§ What is asked
Return all of the data exactly, with nothing left out but the pictures.

--- BEGIN ---

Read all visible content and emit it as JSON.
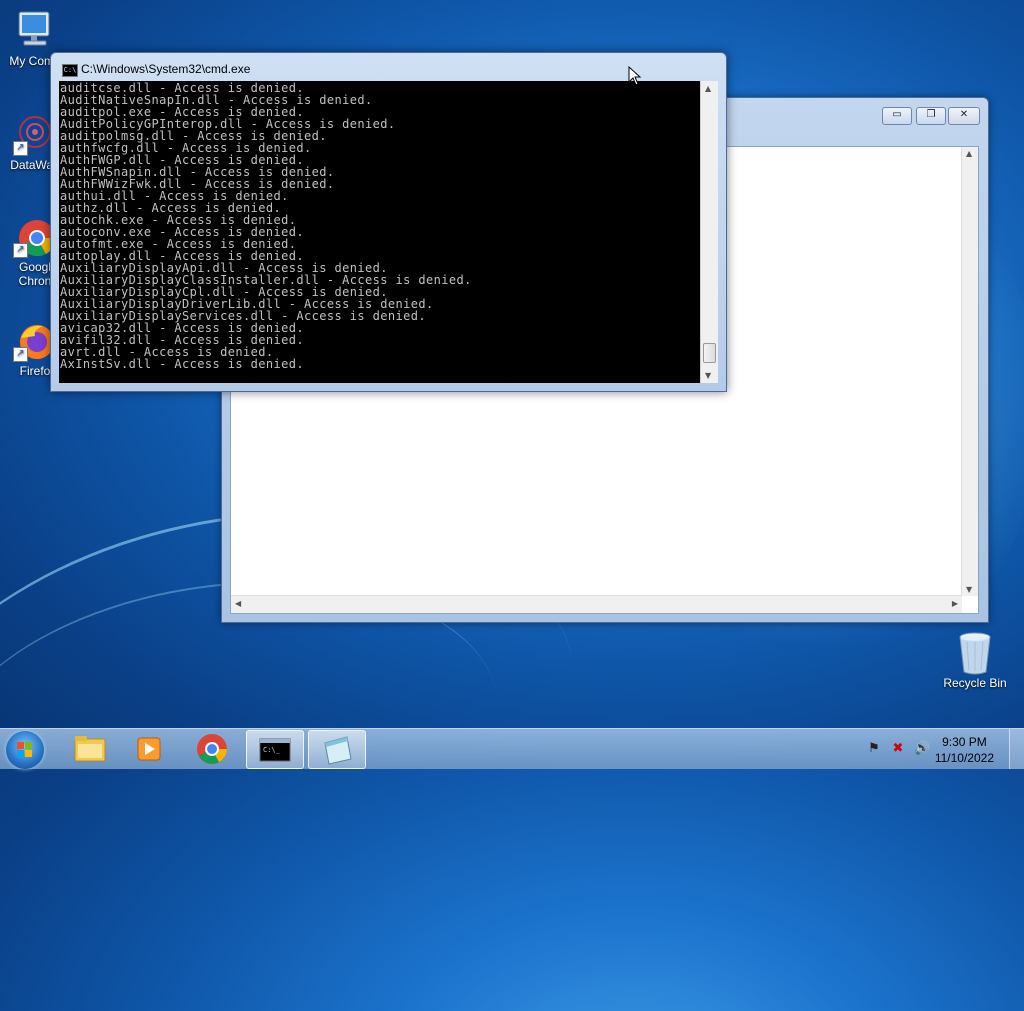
{
  "desktop": {
    "icons": [
      {
        "label": "My Comp",
        "icon": "computer-icon"
      },
      {
        "label": "DataWag",
        "icon": "datawag-icon"
      },
      {
        "label": "Googl",
        "label2": "Chron",
        "icon": "chrome-icon"
      },
      {
        "label": "Firefo",
        "icon": "firefox-icon"
      },
      {
        "label": "Recycle Bin",
        "icon": "recycle-bin-icon"
      }
    ]
  },
  "cmd": {
    "title": "C:\\Windows\\System32\\cmd.exe",
    "lines": [
      "auditcse.dll - Access is denied.",
      "AuditNativeSnapIn.dll - Access is denied.",
      "auditpol.exe - Access is denied.",
      "AuditPolicyGPInterop.dll - Access is denied.",
      "auditpolmsg.dll - Access is denied.",
      "authfwcfg.dll - Access is denied.",
      "AuthFWGP.dll - Access is denied.",
      "AuthFWSnapin.dll - Access is denied.",
      "AuthFWWizFwk.dll - Access is denied.",
      "authui.dll - Access is denied.",
      "authz.dll - Access is denied.",
      "autochk.exe - Access is denied.",
      "autoconv.exe - Access is denied.",
      "autofmt.exe - Access is denied.",
      "autoplay.dll - Access is denied.",
      "AuxiliaryDisplayApi.dll - Access is denied.",
      "AuxiliaryDisplayClassInstaller.dll - Access is denied.",
      "AuxiliaryDisplayCpl.dll - Access is denied.",
      "AuxiliaryDisplayDriverLib.dll - Access is denied.",
      "AuxiliaryDisplayServices.dll - Access is denied.",
      "avicap32.dll - Access is denied.",
      "avifil32.dll - Access is denied.",
      "avrt.dll - Access is denied.",
      "AxInstSv.dll - Access is denied."
    ]
  },
  "back_window": {
    "buttons": {
      "minimize": "▭",
      "maximize": "❐",
      "close": "✕"
    }
  },
  "taskbar": {
    "items": [
      "explorer-icon",
      "media-player-icon",
      "chrome-icon",
      "cmd-icon",
      "notepad-icon"
    ],
    "active": "cmd-icon",
    "time": "9:30 PM",
    "date": "11/10/2022"
  }
}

--- END ---

§ Answer for the task
Read all visible content and emit it as JSON.
{
  "desktop": {
    "icons": [
      {
        "label": "My Comp",
        "icon": "computer-icon"
      },
      {
        "label": "DataWag",
        "icon": "datawag-icon"
      },
      {
        "label": "Googl",
        "label2": "Chron",
        "icon": "chrome-icon"
      },
      {
        "label": "Firefo",
        "icon": "firefox-icon"
      },
      {
        "label": "Recycle Bin",
        "icon": "recycle-bin-icon"
      }
    ]
  },
  "cmd": {
    "title": "C:\\Windows\\System32\\cmd.exe",
    "lines": [
      "auditcse.dll - Access is denied.",
      "AuditNativeSnapIn.dll - Access is denied.",
      "auditpol.exe - Access is denied.",
      "AuditPolicyGPInterop.dll - Access is denied.",
      "auditpolmsg.dll - Access is denied.",
      "authfwcfg.dll - Access is denied.",
      "AuthFWGP.dll - Access is denied.",
      "AuthFWSnapin.dll - Access is denied.",
      "AuthFWWizFwk.dll - Access is denied.",
      "authui.dll - Access is denied.",
      "authz.dll - Access is denied.",
      "autochk.exe - Access is denied.",
      "autoconv.exe - Access is denied.",
      "autofmt.exe - Access is denied.",
      "autoplay.dll - Access is denied.",
      "AuxiliaryDisplayApi.dll - Access is denied.",
      "AuxiliaryDisplayClassInstaller.dll - Access is denied.",
      "AuxiliaryDisplayCpl.dll - Access is denied.",
      "AuxiliaryDisplayDriverLib.dll - Access is denied.",
      "AuxiliaryDisplayServices.dll - Access is denied.",
      "avicap32.dll - Access is denied.",
      "avifil32.dll - Access is denied.",
      "avrt.dll - Access is denied.",
      "AxInstSv.dll - Access is denied."
    ]
  },
  "back_window": {
    "buttons": {
      "minimize": "▭",
      "maximize": "❐",
      "close": "✕"
    }
  },
  "taskbar": {
    "items": [
      "explorer-icon",
      "media-player-icon",
      "chrome-icon",
      "cmd-icon",
      "notepad-icon"
    ],
    "active": "cmd-icon",
    "time": "9:30 PM",
    "date": "11/10/2022"
  }
}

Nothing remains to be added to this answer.